**INSTRUCTIONS FOR THE TASK:** Gather the lines below that include the string "name", copying each in full.

**RECORDS TO PROCESS:**
## BEGIN

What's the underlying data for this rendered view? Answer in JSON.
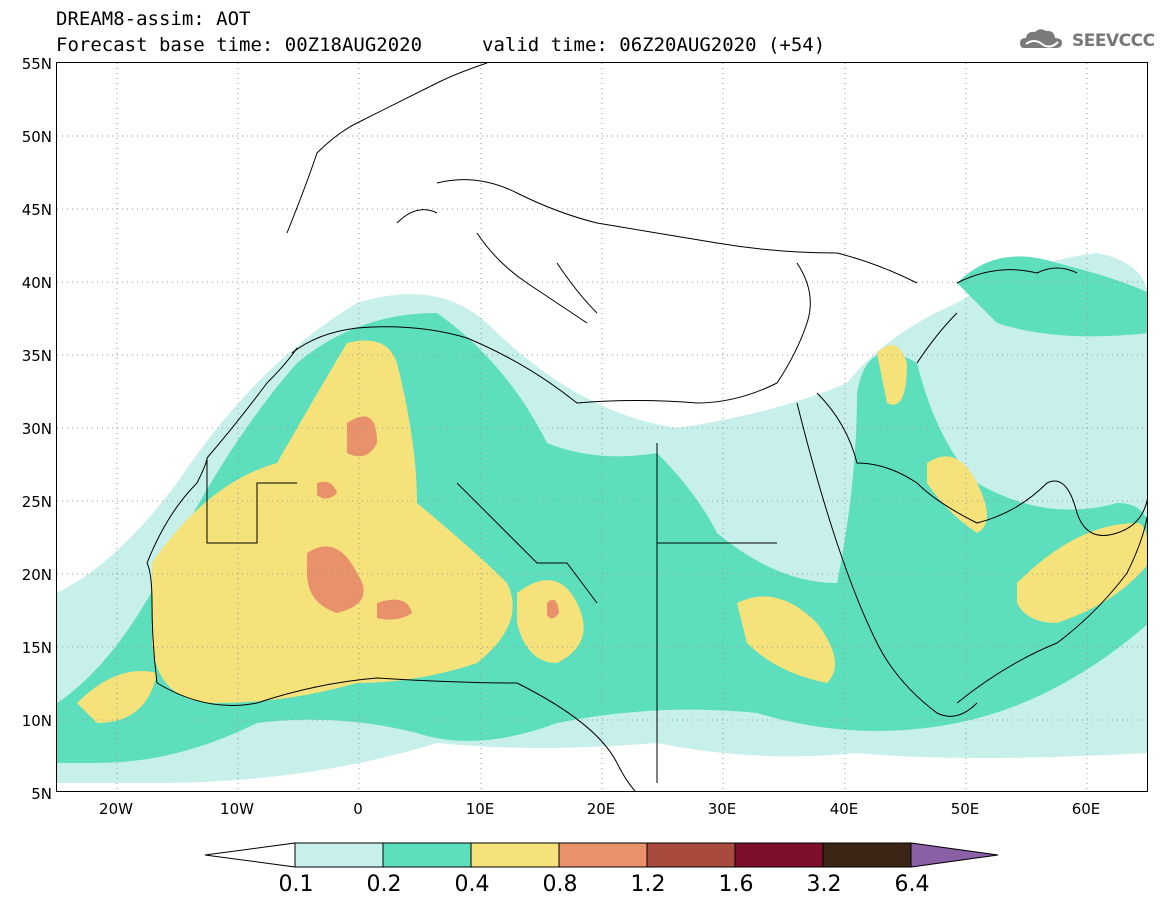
{
  "header": {
    "line1": "DREAM8-assim: AOT",
    "line2": "Forecast base time: 00Z18AUG2020",
    "valid": "valid time: 06Z20AUG2020 (+54)",
    "logo_text": "SEEVCCC"
  },
  "axes": {
    "lat_labels": [
      "55N",
      "50N",
      "45N",
      "40N",
      "35N",
      "30N",
      "25N",
      "20N",
      "15N",
      "10N",
      "5N"
    ],
    "lon_labels": [
      "20W",
      "10W",
      "0",
      "10E",
      "20E",
      "30E",
      "40E",
      "50E",
      "60E"
    ]
  },
  "colorbar": {
    "labels": [
      "0.1",
      "0.2",
      "0.4",
      "0.8",
      "1.2",
      "1.6",
      "3.2",
      "6.4"
    ],
    "colors": [
      "#ffffff",
      "#c8f0ea",
      "#5ddfbd",
      "#f5e27a",
      "#e8916a",
      "#a84a3c",
      "#7d0f2c",
      "#3b2514",
      "#8a60a6"
    ]
  }
}
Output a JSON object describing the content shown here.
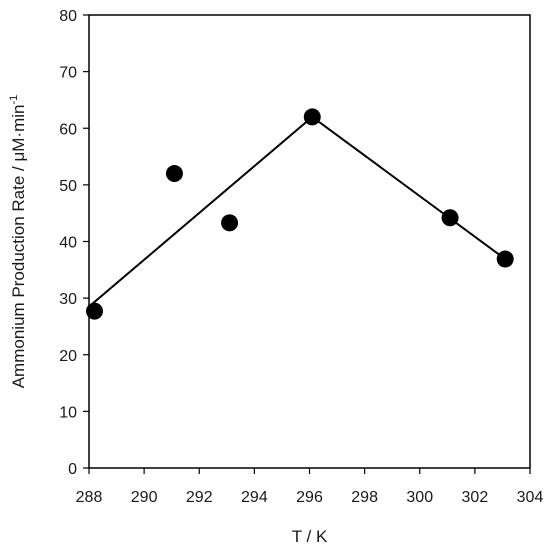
{
  "chart_data": {
    "type": "scatter",
    "xlabel": "T / K",
    "ylabel": "Ammonium Production Rate / μM·min",
    "ylabel_superscript": "-1",
    "xlim": [
      288,
      304
    ],
    "ylim": [
      0,
      80
    ],
    "x_ticks": [
      288,
      290,
      292,
      294,
      296,
      298,
      300,
      302,
      304
    ],
    "y_ticks": [
      0,
      10,
      20,
      30,
      40,
      50,
      60,
      70,
      80
    ],
    "grid": false,
    "series": [
      {
        "kind": "markers",
        "points": [
          {
            "x": 288.2,
            "y": 27.7
          },
          {
            "x": 291.1,
            "y": 52.0
          },
          {
            "x": 293.1,
            "y": 43.3
          },
          {
            "x": 296.1,
            "y": 62.0
          },
          {
            "x": 301.1,
            "y": 44.2
          },
          {
            "x": 303.1,
            "y": 36.9
          }
        ]
      },
      {
        "kind": "line",
        "points": [
          {
            "x": 288.0,
            "y": 28.5
          },
          {
            "x": 296.1,
            "y": 62.0
          },
          {
            "x": 303.1,
            "y": 36.9
          }
        ]
      }
    ],
    "colors": {
      "marker": "#000000",
      "line": "#000000",
      "axis": "#000000"
    }
  }
}
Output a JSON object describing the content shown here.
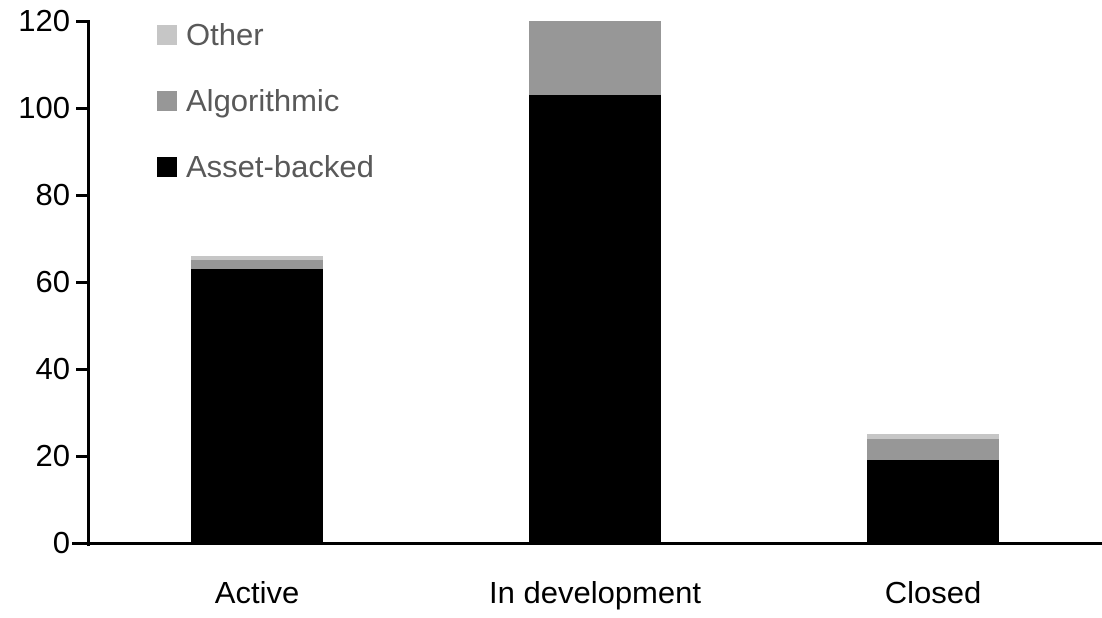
{
  "chart_data": {
    "type": "bar",
    "stacked": true,
    "title": "",
    "categories": [
      "Active",
      "In development",
      "Closed"
    ],
    "series": [
      {
        "name": "Asset-backed",
        "color": "#000000",
        "values": [
          63,
          103,
          19
        ]
      },
      {
        "name": "Algorithmic",
        "color": "#979797",
        "values": [
          2,
          17,
          5
        ]
      },
      {
        "name": "Other",
        "color": "#c6c6c6",
        "values": [
          1,
          0,
          1
        ]
      }
    ],
    "totals": [
      66,
      120,
      25
    ],
    "y_axis": {
      "min": 0,
      "max": 120,
      "tick_step": 20,
      "tick_labels": [
        "0",
        "20",
        "40",
        "60",
        "80",
        "100",
        "120"
      ]
    },
    "x_axis": {
      "labels": [
        "Active",
        "In development",
        "Closed"
      ]
    },
    "legend": {
      "position": "top-left",
      "order": [
        "Other",
        "Algorithmic",
        "Asset-backed"
      ],
      "text_color": "#595959"
    },
    "axis_color": "#000000",
    "background_color": "#ffffff",
    "grid": false
  }
}
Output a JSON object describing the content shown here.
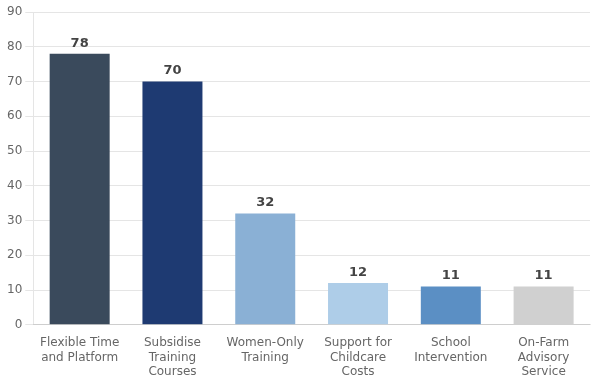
{
  "chart_data": {
    "type": "bar",
    "categories": [
      "Flexible Time\nand Platform",
      "Subsidise\nTraining\nCourses",
      "Women-Only\nTraining",
      "Support for\nChildcare\nCosts",
      "School\nIntervention",
      "On-Farm\nAdvisory\nService"
    ],
    "values": [
      78,
      70,
      32,
      12,
      11,
      11
    ],
    "colors": [
      "#3a4a5c",
      "#1e3a72",
      "#8ab0d5",
      "#aecde8",
      "#5b8fc4",
      "#d0d0d0"
    ],
    "ylim": [
      0,
      90
    ],
    "yticks": [
      0,
      10,
      20,
      30,
      40,
      50,
      60,
      70,
      80,
      90
    ],
    "grid": true,
    "data_labels": true
  }
}
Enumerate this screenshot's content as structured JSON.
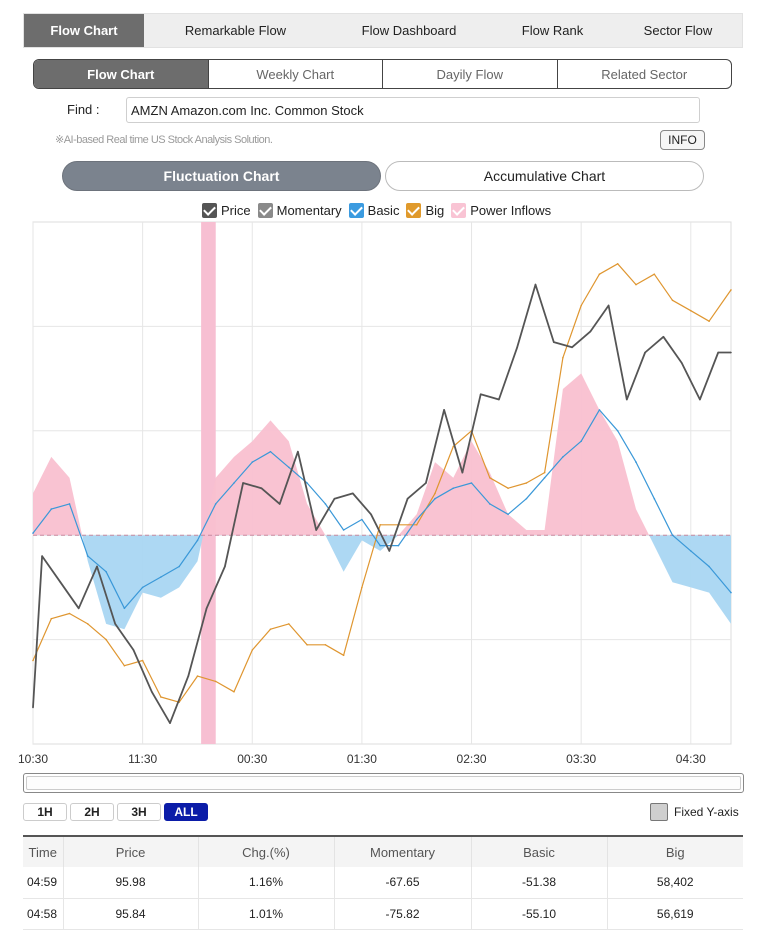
{
  "topnav": {
    "tabs": [
      {
        "label": "Flow Chart",
        "active": true
      },
      {
        "label": "Remarkable Flow",
        "active": false
      },
      {
        "label": "Flow Dashboard",
        "active": false
      },
      {
        "label": "Flow Rank",
        "active": false
      },
      {
        "label": "Sector Flow",
        "active": false
      }
    ]
  },
  "subtabs": [
    {
      "label": "Flow Chart",
      "active": true
    },
    {
      "label": "Weekly Chart",
      "active": false
    },
    {
      "label": "Dayily Flow",
      "active": false
    },
    {
      "label": "Related Sector",
      "active": false
    }
  ],
  "find": {
    "label": "Find :",
    "value": "AMZN Amazon.com Inc. Common Stock"
  },
  "note": "※AI-based Real time US Stock Analysis Solution.",
  "info_label": "INFO",
  "chart_mode": {
    "fluctuation": "Fluctuation Chart",
    "accumulative": "Accumulative Chart"
  },
  "legend": [
    {
      "label": "Price",
      "color": "#555555",
      "checked": true
    },
    {
      "label": "Momentary",
      "color": "#888888",
      "checked": true
    },
    {
      "label": "Basic",
      "color": "#3b9be0",
      "checked": true
    },
    {
      "label": "Big",
      "color": "#e09a2c",
      "checked": true
    },
    {
      "label": "Power Inflows",
      "color": "#f9c4d4",
      "checked": false
    }
  ],
  "colors": {
    "price": "#555555",
    "basic": "#3a98d8",
    "big": "#df9630",
    "positive_fill": "#f9c0d0",
    "negative_fill": "#a9d6f2",
    "highlight": "#f7bfd2"
  },
  "chart_data": {
    "type": "line",
    "x_ticks": [
      "10:30",
      "11:30",
      "00:30",
      "01:30",
      "02:30",
      "03:30",
      "04:30"
    ],
    "x_range": [
      "10:30",
      "04:52"
    ],
    "y_range": [
      -2,
      3
    ],
    "highlight_band": [
      "12:02",
      "12:10"
    ],
    "series": [
      {
        "name": "Price",
        "x": [
          "10:30",
          "10:35",
          "10:45",
          "10:55",
          "11:05",
          "11:15",
          "11:25",
          "11:35",
          "11:45",
          "11:55",
          "12:05",
          "12:15",
          "12:25",
          "12:35",
          "12:45",
          "12:55",
          "01:05",
          "01:15",
          "01:25",
          "01:35",
          "01:45",
          "01:55",
          "02:05",
          "02:15",
          "02:25",
          "02:35",
          "02:45",
          "02:55",
          "03:05",
          "03:15",
          "03:25",
          "03:35",
          "03:45",
          "03:55",
          "04:05",
          "04:15",
          "04:25",
          "04:35",
          "04:45",
          "04:52"
        ],
        "values": [
          -1.65,
          -0.2,
          -0.45,
          -0.7,
          -0.3,
          -0.85,
          -1.1,
          -1.5,
          -1.8,
          -1.35,
          -0.7,
          -0.3,
          0.5,
          0.45,
          0.3,
          0.8,
          0.05,
          0.35,
          0.4,
          0.2,
          -0.15,
          0.35,
          0.5,
          1.2,
          0.6,
          1.35,
          1.3,
          1.8,
          2.4,
          1.85,
          1.8,
          1.95,
          2.2,
          1.3,
          1.75,
          1.9,
          1.65,
          1.3,
          1.75,
          1.75
        ]
      },
      {
        "name": "Basic",
        "x": [
          "10:30",
          "10:40",
          "10:50",
          "11:00",
          "11:10",
          "11:20",
          "11:30",
          "11:40",
          "11:50",
          "12:00",
          "12:10",
          "12:20",
          "12:30",
          "12:40",
          "12:50",
          "01:00",
          "01:10",
          "01:20",
          "01:30",
          "01:40",
          "01:50",
          "02:00",
          "02:10",
          "02:20",
          "02:30",
          "02:40",
          "02:50",
          "03:00",
          "03:10",
          "03:20",
          "03:30",
          "03:40",
          "03:50",
          "04:00",
          "04:10",
          "04:20",
          "04:30",
          "04:40",
          "04:52"
        ],
        "values": [
          0.02,
          0.25,
          0.3,
          -0.2,
          -0.35,
          -0.7,
          -0.5,
          -0.4,
          -0.3,
          -0.05,
          0.3,
          0.5,
          0.7,
          0.8,
          0.65,
          0.5,
          0.3,
          0.05,
          0.15,
          -0.1,
          -0.1,
          0.15,
          0.35,
          0.45,
          0.5,
          0.3,
          0.2,
          0.35,
          0.55,
          0.75,
          0.9,
          1.2,
          1.0,
          0.7,
          0.35,
          0.0,
          -0.15,
          -0.3,
          -0.55
        ]
      },
      {
        "name": "Big",
        "x": [
          "10:30",
          "10:40",
          "10:50",
          "11:00",
          "11:10",
          "11:20",
          "11:30",
          "11:40",
          "11:50",
          "12:00",
          "12:10",
          "12:20",
          "12:30",
          "12:40",
          "12:50",
          "01:00",
          "01:10",
          "01:20",
          "01:30",
          "01:40",
          "01:50",
          "02:00",
          "02:10",
          "02:20",
          "02:30",
          "02:40",
          "02:50",
          "03:00",
          "03:10",
          "03:20",
          "03:30",
          "03:40",
          "03:50",
          "04:00",
          "04:10",
          "04:20",
          "04:30",
          "04:40",
          "04:52"
        ],
        "values": [
          -1.2,
          -0.8,
          -0.75,
          -0.85,
          -1.0,
          -1.25,
          -1.2,
          -1.55,
          -1.6,
          -1.35,
          -1.4,
          -1.5,
          -1.1,
          -0.9,
          -0.85,
          -1.05,
          -1.05,
          -1.15,
          -0.5,
          0.1,
          0.1,
          0.1,
          0.4,
          0.85,
          1.0,
          0.55,
          0.45,
          0.5,
          0.6,
          1.7,
          2.2,
          2.5,
          2.6,
          2.4,
          2.5,
          2.25,
          2.15,
          2.05,
          2.35
        ]
      },
      {
        "name": "Power Inflows",
        "x": [
          "10:30",
          "10:40",
          "10:50",
          "11:00",
          "11:10",
          "11:20",
          "11:30",
          "11:40",
          "11:50",
          "12:00",
          "12:10",
          "12:20",
          "12:30",
          "12:40",
          "12:50",
          "01:00",
          "01:10",
          "01:20",
          "01:30",
          "01:40",
          "01:50",
          "02:00",
          "02:10",
          "02:20",
          "02:30",
          "02:40",
          "02:50",
          "03:00",
          "03:10",
          "03:20",
          "03:30",
          "03:40",
          "03:50",
          "04:00",
          "04:10",
          "04:20",
          "04:30",
          "04:40",
          "04:52"
        ],
        "values": [
          0.4,
          0.75,
          0.55,
          -0.25,
          -0.85,
          -0.9,
          -0.55,
          -0.6,
          -0.5,
          -0.25,
          0.55,
          0.75,
          0.9,
          1.1,
          0.9,
          0.3,
          0.0,
          -0.35,
          -0.05,
          -0.15,
          0.0,
          0.2,
          0.7,
          0.55,
          0.9,
          0.6,
          0.2,
          0.05,
          0.05,
          1.4,
          1.55,
          1.2,
          0.9,
          0.25,
          -0.1,
          -0.45,
          -0.5,
          -0.55,
          -0.85
        ]
      }
    ]
  },
  "range_buttons": [
    {
      "label": "1H",
      "active": false
    },
    {
      "label": "2H",
      "active": false
    },
    {
      "label": "3H",
      "active": false
    },
    {
      "label": "ALL",
      "active": true
    }
  ],
  "fixed_y_label": "Fixed Y-axis",
  "table": {
    "headers": [
      "Time",
      "Price",
      "Chg.(%)",
      "Momentary",
      "Basic",
      "Big"
    ],
    "rows": [
      [
        "04:59",
        "95.98",
        "1.16%",
        "-67.65",
        "-51.38",
        "58,402"
      ],
      [
        "04:58",
        "95.84",
        "1.01%",
        "-75.82",
        "-55.10",
        "56,619"
      ]
    ]
  }
}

## END

**WRITTEN RESPONSE:**
        "name": "Asset-backed",
        "name": "Algorithmic",
        "name": "Other",
        "name": "Price",
        "name": "Basic",
        "name": "Big",
        "name": "Power Inflows",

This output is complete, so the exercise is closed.